══ RECORD SET ══
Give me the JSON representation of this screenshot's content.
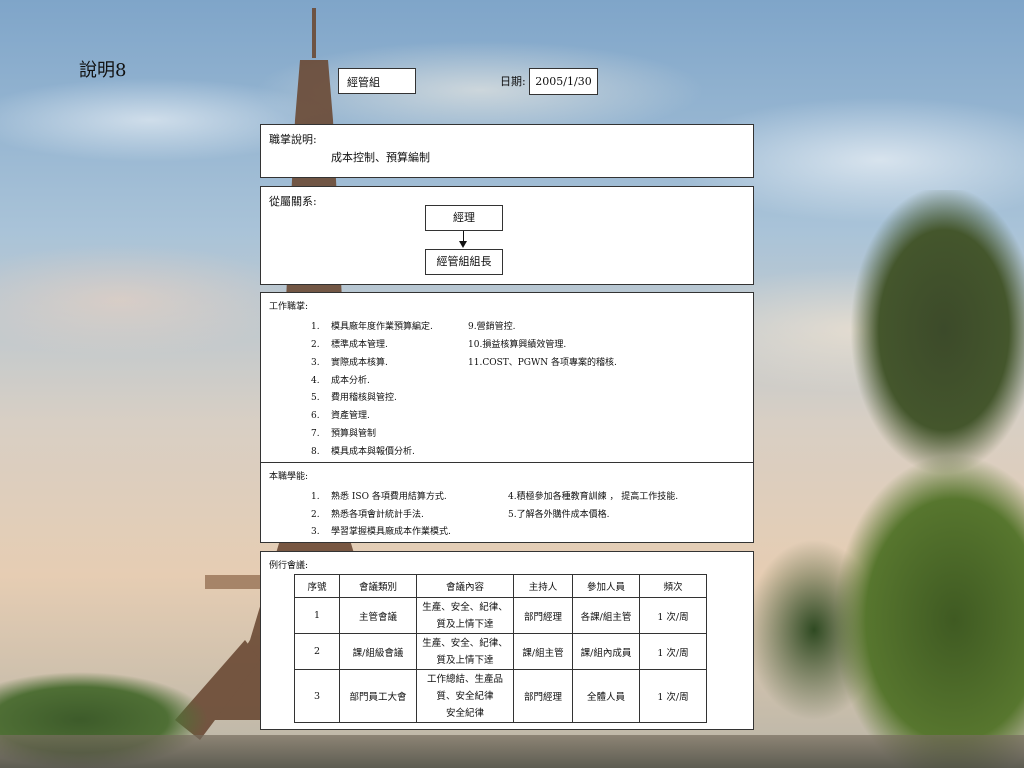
{
  "slide_title": "說明8",
  "unit": "經管組",
  "date_label": "日期:",
  "date_value": "2005/1/30",
  "responsibility": {
    "title": "職掌說明:",
    "text": "成本控制、預算編制"
  },
  "reporting": {
    "title": "從屬關系:",
    "manager": "經理",
    "lead": "經管組組長"
  },
  "duties": {
    "title": "工作職掌:",
    "left": [
      {
        "num": "1.",
        "text": "模具廠年度作業預算編定."
      },
      {
        "num": "2.",
        "text": "標準成本管理."
      },
      {
        "num": "3.",
        "text": "實際成本核算."
      },
      {
        "num": "4.",
        "text": "成本分析."
      },
      {
        "num": "5.",
        "text": "費用稽核與管控."
      },
      {
        "num": "6.",
        "text": "資產管理."
      },
      {
        "num": "7.",
        "text": "預算與管制"
      },
      {
        "num": "8.",
        "text": "模具成本與報價分析."
      }
    ],
    "right": [
      {
        "text": "9.營銷管控."
      },
      {
        "text": "10.損益核算興績效管理."
      },
      {
        "text": "11.COST、PGWN 各项專案的稽核."
      }
    ]
  },
  "learning": {
    "title": "本職學能:",
    "left": [
      {
        "num": "1.",
        "text": "熟悉 ISO 各項費用結算方式."
      },
      {
        "num": "2.",
        "text": "熟悉各項會計統計手法."
      },
      {
        "num": "3.",
        "text": "學習掌握模具廠成本作業模式."
      }
    ],
    "right": [
      {
        "text": "4.積極參加各種教育訓練 ， 提高工作技能."
      },
      {
        "text": "5.了解各外購件成本價格."
      }
    ]
  },
  "meetings": {
    "title": "例行會議:",
    "headers": [
      "序號",
      "會議類別",
      "會議內容",
      "主持人",
      "參加人員",
      "頻次"
    ],
    "rows": [
      {
        "no": "1",
        "type": "主管會議",
        "content": [
          "生產、安全、紀律、",
          "質及上情下達"
        ],
        "host": "部門經理",
        "attendees": "各課/組主管",
        "freq": "1 次/周"
      },
      {
        "no": "2",
        "type": "課/組級會議",
        "content": [
          "生產、安全、紀律、",
          "質及上情下達"
        ],
        "host": "課/組主管",
        "attendees": "課/組內成員",
        "freq": "1 次/周"
      },
      {
        "no": "3",
        "type": "部門員工大會",
        "content": [
          "工作總結、生產品",
          "質、安全紀律",
          "安全紀律"
        ],
        "host": "部門經理",
        "attendees": "全體人員",
        "freq": "1 次/周"
      }
    ]
  }
}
═══
All entries must be written out again exactly as given, with no pictures in the copy.

Give me the JSON representation of this screenshot's content.
{
  "slide_title": "說明8",
  "unit": "經管組",
  "date_label": "日期:",
  "date_value": "2005/1/30",
  "responsibility": {
    "title": "職掌說明:",
    "text": "成本控制、預算編制"
  },
  "reporting": {
    "title": "從屬關系:",
    "manager": "經理",
    "lead": "經管組組長"
  },
  "duties": {
    "title": "工作職掌:",
    "left": [
      {
        "num": "1.",
        "text": "模具廠年度作業預算編定."
      },
      {
        "num": "2.",
        "text": "標準成本管理."
      },
      {
        "num": "3.",
        "text": "實際成本核算."
      },
      {
        "num": "4.",
        "text": "成本分析."
      },
      {
        "num": "5.",
        "text": "費用稽核與管控."
      },
      {
        "num": "6.",
        "text": "資產管理."
      },
      {
        "num": "7.",
        "text": "預算與管制"
      },
      {
        "num": "8.",
        "text": "模具成本與報價分析."
      }
    ],
    "right": [
      {
        "text": "9.營銷管控."
      },
      {
        "text": "10.損益核算興績效管理."
      },
      {
        "text": "11.COST、PGWN 各项專案的稽核."
      }
    ]
  },
  "learning": {
    "title": "本職學能:",
    "left": [
      {
        "num": "1.",
        "text": "熟悉 ISO 各項費用結算方式."
      },
      {
        "num": "2.",
        "text": "熟悉各項會計統計手法."
      },
      {
        "num": "3.",
        "text": "學習掌握模具廠成本作業模式."
      }
    ],
    "right": [
      {
        "text": "4.積極參加各種教育訓練 ， 提高工作技能."
      },
      {
        "text": "5.了解各外購件成本價格."
      }
    ]
  },
  "meetings": {
    "title": "例行會議:",
    "headers": [
      "序號",
      "會議類別",
      "會議內容",
      "主持人",
      "參加人員",
      "頻次"
    ],
    "rows": [
      {
        "no": "1",
        "type": "主管會議",
        "content": [
          "生產、安全、紀律、",
          "質及上情下達"
        ],
        "host": "部門經理",
        "attendees": "各課/組主管",
        "freq": "1 次/周"
      },
      {
        "no": "2",
        "type": "課/組級會議",
        "content": [
          "生產、安全、紀律、",
          "質及上情下達"
        ],
        "host": "課/組主管",
        "attendees": "課/組內成員",
        "freq": "1 次/周"
      },
      {
        "no": "3",
        "type": "部門員工大會",
        "content": [
          "工作總結、生產品",
          "質、安全紀律",
          "安全紀律"
        ],
        "host": "部門經理",
        "attendees": "全體人員",
        "freq": "1 次/周"
      }
    ]
  }
}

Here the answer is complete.